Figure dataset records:
(begin)
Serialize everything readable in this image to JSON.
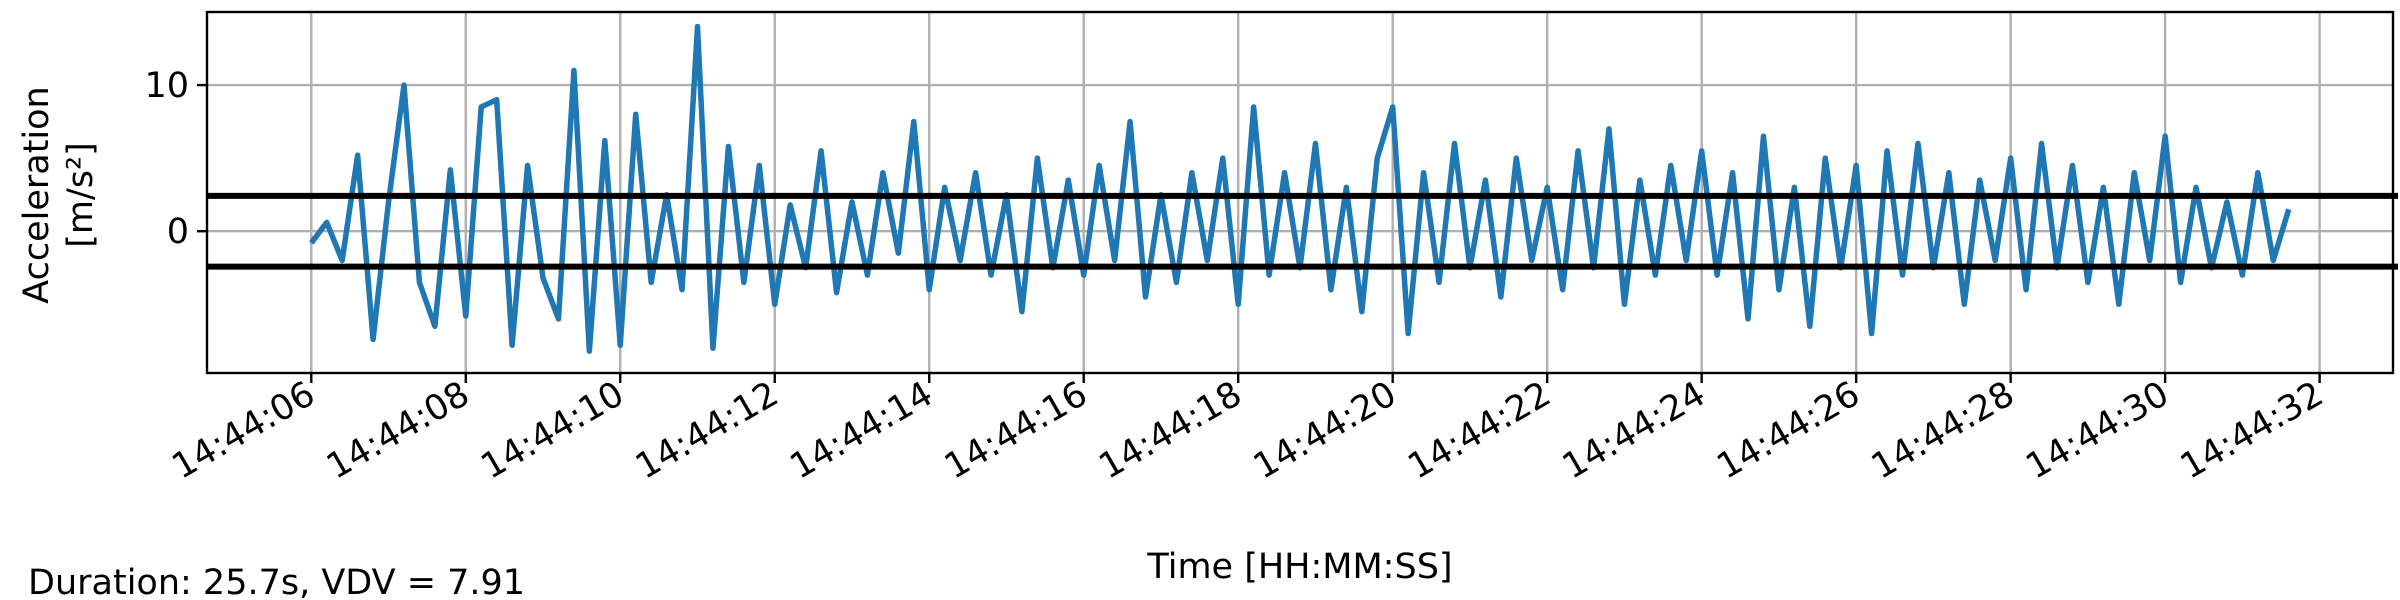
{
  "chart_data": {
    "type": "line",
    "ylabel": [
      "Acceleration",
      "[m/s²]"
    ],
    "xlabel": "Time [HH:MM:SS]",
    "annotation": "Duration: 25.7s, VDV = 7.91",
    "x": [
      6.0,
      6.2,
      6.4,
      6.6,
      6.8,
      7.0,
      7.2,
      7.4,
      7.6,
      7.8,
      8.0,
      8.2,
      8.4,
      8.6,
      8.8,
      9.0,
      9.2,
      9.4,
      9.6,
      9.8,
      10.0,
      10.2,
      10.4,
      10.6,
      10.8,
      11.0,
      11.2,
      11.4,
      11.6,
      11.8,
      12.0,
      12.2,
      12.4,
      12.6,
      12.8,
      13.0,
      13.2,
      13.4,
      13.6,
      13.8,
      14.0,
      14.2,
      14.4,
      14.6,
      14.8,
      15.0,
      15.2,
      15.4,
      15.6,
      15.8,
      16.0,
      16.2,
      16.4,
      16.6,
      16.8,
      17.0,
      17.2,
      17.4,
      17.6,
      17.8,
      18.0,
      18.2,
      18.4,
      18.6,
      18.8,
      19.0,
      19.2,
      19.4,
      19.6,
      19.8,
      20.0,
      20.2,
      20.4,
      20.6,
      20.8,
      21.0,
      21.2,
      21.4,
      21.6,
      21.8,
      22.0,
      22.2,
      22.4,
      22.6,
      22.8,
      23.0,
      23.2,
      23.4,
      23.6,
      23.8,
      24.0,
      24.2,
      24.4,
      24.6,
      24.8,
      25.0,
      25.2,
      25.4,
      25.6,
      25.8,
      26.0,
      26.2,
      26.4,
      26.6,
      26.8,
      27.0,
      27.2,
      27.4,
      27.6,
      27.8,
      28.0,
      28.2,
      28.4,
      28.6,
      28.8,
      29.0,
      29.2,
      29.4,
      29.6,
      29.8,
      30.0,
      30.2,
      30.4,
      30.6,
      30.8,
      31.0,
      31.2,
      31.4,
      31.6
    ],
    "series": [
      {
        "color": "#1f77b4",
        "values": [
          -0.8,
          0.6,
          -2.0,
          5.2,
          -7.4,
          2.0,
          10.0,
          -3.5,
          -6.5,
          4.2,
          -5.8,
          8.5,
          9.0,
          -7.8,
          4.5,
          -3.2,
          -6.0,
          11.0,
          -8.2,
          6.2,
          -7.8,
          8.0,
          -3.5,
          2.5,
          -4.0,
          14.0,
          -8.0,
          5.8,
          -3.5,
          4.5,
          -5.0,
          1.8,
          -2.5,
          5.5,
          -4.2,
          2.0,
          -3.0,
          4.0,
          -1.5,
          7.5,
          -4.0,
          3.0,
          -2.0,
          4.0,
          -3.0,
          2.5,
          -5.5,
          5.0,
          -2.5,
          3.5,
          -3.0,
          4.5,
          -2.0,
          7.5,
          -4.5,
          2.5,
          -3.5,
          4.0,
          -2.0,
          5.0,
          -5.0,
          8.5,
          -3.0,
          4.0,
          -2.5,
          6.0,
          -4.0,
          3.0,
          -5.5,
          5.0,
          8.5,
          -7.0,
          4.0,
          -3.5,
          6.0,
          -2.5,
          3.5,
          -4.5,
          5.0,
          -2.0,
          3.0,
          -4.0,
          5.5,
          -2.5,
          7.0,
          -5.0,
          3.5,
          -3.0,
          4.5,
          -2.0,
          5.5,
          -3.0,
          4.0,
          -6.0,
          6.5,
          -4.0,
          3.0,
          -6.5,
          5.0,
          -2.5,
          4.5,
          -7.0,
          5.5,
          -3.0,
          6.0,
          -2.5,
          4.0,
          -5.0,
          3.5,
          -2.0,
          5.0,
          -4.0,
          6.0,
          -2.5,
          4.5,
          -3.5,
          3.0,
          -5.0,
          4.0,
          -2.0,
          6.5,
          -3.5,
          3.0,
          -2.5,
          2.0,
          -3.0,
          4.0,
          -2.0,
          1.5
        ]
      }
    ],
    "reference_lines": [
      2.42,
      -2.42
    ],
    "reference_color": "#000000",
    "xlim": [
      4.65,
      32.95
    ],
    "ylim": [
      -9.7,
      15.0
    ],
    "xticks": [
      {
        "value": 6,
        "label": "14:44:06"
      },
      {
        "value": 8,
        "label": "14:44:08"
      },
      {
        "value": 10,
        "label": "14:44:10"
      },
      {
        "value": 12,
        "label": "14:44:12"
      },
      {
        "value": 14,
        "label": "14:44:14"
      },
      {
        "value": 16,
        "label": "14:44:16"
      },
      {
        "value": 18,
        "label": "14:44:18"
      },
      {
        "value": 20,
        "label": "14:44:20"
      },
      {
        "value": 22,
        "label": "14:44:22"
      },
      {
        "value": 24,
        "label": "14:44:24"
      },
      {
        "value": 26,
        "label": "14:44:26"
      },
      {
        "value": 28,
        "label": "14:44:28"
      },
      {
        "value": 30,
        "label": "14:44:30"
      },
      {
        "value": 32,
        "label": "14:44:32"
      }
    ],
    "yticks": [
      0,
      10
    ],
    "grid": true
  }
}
(end)
(Your goal) Pictures in the records above are not copied; print everything else exactly.

(Completed task)
Serialize everything readable in this image to JSON.
{
  "chart_data": {
    "type": "line",
    "ylabel": [
      "Acceleration",
      "[m/s²]"
    ],
    "xlabel": "Time [HH:MM:SS]",
    "annotation": "Duration: 25.7s, VDV = 7.91",
    "x": [
      6.0,
      6.2,
      6.4,
      6.6,
      6.8,
      7.0,
      7.2,
      7.4,
      7.6,
      7.8,
      8.0,
      8.2,
      8.4,
      8.6,
      8.8,
      9.0,
      9.2,
      9.4,
      9.6,
      9.8,
      10.0,
      10.2,
      10.4,
      10.6,
      10.8,
      11.0,
      11.2,
      11.4,
      11.6,
      11.8,
      12.0,
      12.2,
      12.4,
      12.6,
      12.8,
      13.0,
      13.2,
      13.4,
      13.6,
      13.8,
      14.0,
      14.2,
      14.4,
      14.6,
      14.8,
      15.0,
      15.2,
      15.4,
      15.6,
      15.8,
      16.0,
      16.2,
      16.4,
      16.6,
      16.8,
      17.0,
      17.2,
      17.4,
      17.6,
      17.8,
      18.0,
      18.2,
      18.4,
      18.6,
      18.8,
      19.0,
      19.2,
      19.4,
      19.6,
      19.8,
      20.0,
      20.2,
      20.4,
      20.6,
      20.8,
      21.0,
      21.2,
      21.4,
      21.6,
      21.8,
      22.0,
      22.2,
      22.4,
      22.6,
      22.8,
      23.0,
      23.2,
      23.4,
      23.6,
      23.8,
      24.0,
      24.2,
      24.4,
      24.6,
      24.8,
      25.0,
      25.2,
      25.4,
      25.6,
      25.8,
      26.0,
      26.2,
      26.4,
      26.6,
      26.8,
      27.0,
      27.2,
      27.4,
      27.6,
      27.8,
      28.0,
      28.2,
      28.4,
      28.6,
      28.8,
      29.0,
      29.2,
      29.4,
      29.6,
      29.8,
      30.0,
      30.2,
      30.4,
      30.6,
      30.8,
      31.0,
      31.2,
      31.4,
      31.6
    ],
    "series": [
      {
        "color": "#1f77b4",
        "values": [
          -0.8,
          0.6,
          -2.0,
          5.2,
          -7.4,
          2.0,
          10.0,
          -3.5,
          -6.5,
          4.2,
          -5.8,
          8.5,
          9.0,
          -7.8,
          4.5,
          -3.2,
          -6.0,
          11.0,
          -8.2,
          6.2,
          -7.8,
          8.0,
          -3.5,
          2.5,
          -4.0,
          14.0,
          -8.0,
          5.8,
          -3.5,
          4.5,
          -5.0,
          1.8,
          -2.5,
          5.5,
          -4.2,
          2.0,
          -3.0,
          4.0,
          -1.5,
          7.5,
          -4.0,
          3.0,
          -2.0,
          4.0,
          -3.0,
          2.5,
          -5.5,
          5.0,
          -2.5,
          3.5,
          -3.0,
          4.5,
          -2.0,
          7.5,
          -4.5,
          2.5,
          -3.5,
          4.0,
          -2.0,
          5.0,
          -5.0,
          8.5,
          -3.0,
          4.0,
          -2.5,
          6.0,
          -4.0,
          3.0,
          -5.5,
          5.0,
          8.5,
          -7.0,
          4.0,
          -3.5,
          6.0,
          -2.5,
          3.5,
          -4.5,
          5.0,
          -2.0,
          3.0,
          -4.0,
          5.5,
          -2.5,
          7.0,
          -5.0,
          3.5,
          -3.0,
          4.5,
          -2.0,
          5.5,
          -3.0,
          4.0,
          -6.0,
          6.5,
          -4.0,
          3.0,
          -6.5,
          5.0,
          -2.5,
          4.5,
          -7.0,
          5.5,
          -3.0,
          6.0,
          -2.5,
          4.0,
          -5.0,
          3.5,
          -2.0,
          5.0,
          -4.0,
          6.0,
          -2.5,
          4.5,
          -3.5,
          3.0,
          -5.0,
          4.0,
          -2.0,
          6.5,
          -3.5,
          3.0,
          -2.5,
          2.0,
          -3.0,
          4.0,
          -2.0,
          1.5
        ]
      }
    ],
    "reference_lines": [
      2.42,
      -2.42
    ],
    "reference_color": "#000000",
    "xlim": [
      4.65,
      32.95
    ],
    "ylim": [
      -9.7,
      15.0
    ],
    "xticks": [
      {
        "value": 6,
        "label": "14:44:06"
      },
      {
        "value": 8,
        "label": "14:44:08"
      },
      {
        "value": 10,
        "label": "14:44:10"
      },
      {
        "value": 12,
        "label": "14:44:12"
      },
      {
        "value": 14,
        "label": "14:44:14"
      },
      {
        "value": 16,
        "label": "14:44:16"
      },
      {
        "value": 18,
        "label": "14:44:18"
      },
      {
        "value": 20,
        "label": "14:44:20"
      },
      {
        "value": 22,
        "label": "14:44:22"
      },
      {
        "value": 24,
        "label": "14:44:24"
      },
      {
        "value": 26,
        "label": "14:44:26"
      },
      {
        "value": 28,
        "label": "14:44:28"
      },
      {
        "value": 30,
        "label": "14:44:30"
      },
      {
        "value": 32,
        "label": "14:44:32"
      }
    ],
    "yticks": [
      0,
      10
    ],
    "grid": true
  }
}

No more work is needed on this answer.